**GIVEN RECORDS**
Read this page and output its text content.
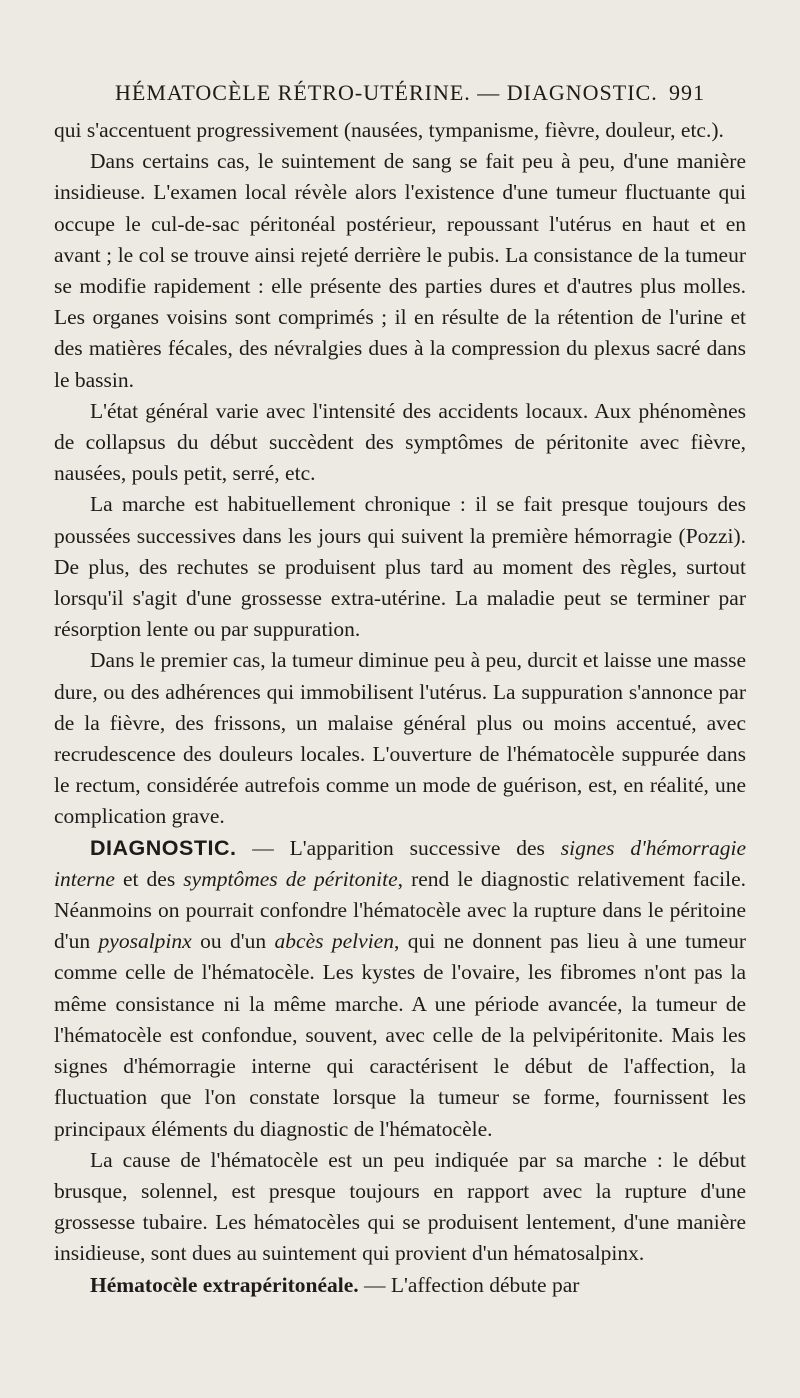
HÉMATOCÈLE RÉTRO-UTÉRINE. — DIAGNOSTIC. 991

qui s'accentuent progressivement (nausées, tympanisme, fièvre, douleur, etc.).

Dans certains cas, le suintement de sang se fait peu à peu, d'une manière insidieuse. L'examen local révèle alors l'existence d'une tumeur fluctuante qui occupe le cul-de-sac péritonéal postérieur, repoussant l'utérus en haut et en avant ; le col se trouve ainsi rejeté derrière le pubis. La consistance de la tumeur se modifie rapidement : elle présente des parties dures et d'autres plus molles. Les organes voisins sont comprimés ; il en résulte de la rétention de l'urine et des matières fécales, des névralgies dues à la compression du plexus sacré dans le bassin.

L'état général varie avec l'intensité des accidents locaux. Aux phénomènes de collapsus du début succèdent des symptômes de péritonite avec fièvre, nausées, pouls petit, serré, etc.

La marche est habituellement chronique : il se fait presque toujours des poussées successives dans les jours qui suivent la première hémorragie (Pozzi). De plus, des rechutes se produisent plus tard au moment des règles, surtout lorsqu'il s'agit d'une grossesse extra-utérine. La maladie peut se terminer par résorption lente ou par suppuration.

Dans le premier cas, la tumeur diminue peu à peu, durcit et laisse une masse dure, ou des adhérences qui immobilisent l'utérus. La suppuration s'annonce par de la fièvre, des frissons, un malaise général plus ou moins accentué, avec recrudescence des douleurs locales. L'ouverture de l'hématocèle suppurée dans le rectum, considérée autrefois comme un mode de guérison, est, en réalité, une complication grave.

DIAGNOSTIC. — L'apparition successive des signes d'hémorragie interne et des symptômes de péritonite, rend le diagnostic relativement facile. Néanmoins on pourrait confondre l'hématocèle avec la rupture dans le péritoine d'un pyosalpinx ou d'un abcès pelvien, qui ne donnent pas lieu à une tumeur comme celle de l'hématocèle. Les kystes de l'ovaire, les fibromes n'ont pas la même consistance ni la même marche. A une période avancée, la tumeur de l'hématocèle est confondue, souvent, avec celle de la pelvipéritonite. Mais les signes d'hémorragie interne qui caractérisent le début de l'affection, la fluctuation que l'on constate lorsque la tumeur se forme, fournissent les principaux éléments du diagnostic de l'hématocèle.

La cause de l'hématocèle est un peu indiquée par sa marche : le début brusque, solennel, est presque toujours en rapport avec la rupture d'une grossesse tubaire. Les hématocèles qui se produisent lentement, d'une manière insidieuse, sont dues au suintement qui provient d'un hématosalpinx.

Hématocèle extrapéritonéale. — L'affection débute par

...

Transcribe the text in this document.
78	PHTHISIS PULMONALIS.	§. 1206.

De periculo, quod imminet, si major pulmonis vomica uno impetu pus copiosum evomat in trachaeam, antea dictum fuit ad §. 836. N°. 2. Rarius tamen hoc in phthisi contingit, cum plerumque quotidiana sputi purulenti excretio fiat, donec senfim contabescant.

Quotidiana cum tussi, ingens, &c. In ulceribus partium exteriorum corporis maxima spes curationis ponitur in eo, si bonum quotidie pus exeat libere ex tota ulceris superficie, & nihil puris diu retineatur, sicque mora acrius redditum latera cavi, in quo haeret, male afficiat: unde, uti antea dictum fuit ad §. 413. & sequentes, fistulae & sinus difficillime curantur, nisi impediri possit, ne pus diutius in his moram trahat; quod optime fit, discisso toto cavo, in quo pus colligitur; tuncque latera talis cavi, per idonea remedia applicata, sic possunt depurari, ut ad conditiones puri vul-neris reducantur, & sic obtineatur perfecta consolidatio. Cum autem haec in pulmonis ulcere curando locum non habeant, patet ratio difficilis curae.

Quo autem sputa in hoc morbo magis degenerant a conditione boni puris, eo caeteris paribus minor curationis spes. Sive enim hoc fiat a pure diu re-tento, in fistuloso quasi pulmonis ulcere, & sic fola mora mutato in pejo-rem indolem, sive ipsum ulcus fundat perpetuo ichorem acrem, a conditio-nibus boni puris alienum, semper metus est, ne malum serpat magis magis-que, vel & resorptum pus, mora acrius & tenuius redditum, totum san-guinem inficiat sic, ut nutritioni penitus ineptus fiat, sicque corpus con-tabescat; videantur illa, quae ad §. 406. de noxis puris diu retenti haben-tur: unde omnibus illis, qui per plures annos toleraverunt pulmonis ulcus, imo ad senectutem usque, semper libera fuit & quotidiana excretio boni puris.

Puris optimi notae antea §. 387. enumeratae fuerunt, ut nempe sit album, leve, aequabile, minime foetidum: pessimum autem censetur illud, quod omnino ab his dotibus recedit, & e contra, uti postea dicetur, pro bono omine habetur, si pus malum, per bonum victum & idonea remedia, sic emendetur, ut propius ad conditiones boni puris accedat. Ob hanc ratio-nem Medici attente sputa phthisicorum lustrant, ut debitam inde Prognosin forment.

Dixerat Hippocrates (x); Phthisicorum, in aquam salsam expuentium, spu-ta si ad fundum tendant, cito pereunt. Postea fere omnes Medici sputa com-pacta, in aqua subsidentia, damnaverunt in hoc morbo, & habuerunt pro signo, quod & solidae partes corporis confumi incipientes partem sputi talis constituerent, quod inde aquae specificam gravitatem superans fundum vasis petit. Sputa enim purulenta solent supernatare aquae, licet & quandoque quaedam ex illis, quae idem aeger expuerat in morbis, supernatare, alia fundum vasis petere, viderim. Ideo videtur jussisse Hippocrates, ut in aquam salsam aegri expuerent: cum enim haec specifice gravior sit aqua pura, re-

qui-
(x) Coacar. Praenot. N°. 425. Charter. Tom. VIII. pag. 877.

**EXERCISE DESCRIPTION**
Your reply is one number: how many lines of the records above contain the word "fièvre".

**RESPONSE BELOW**
3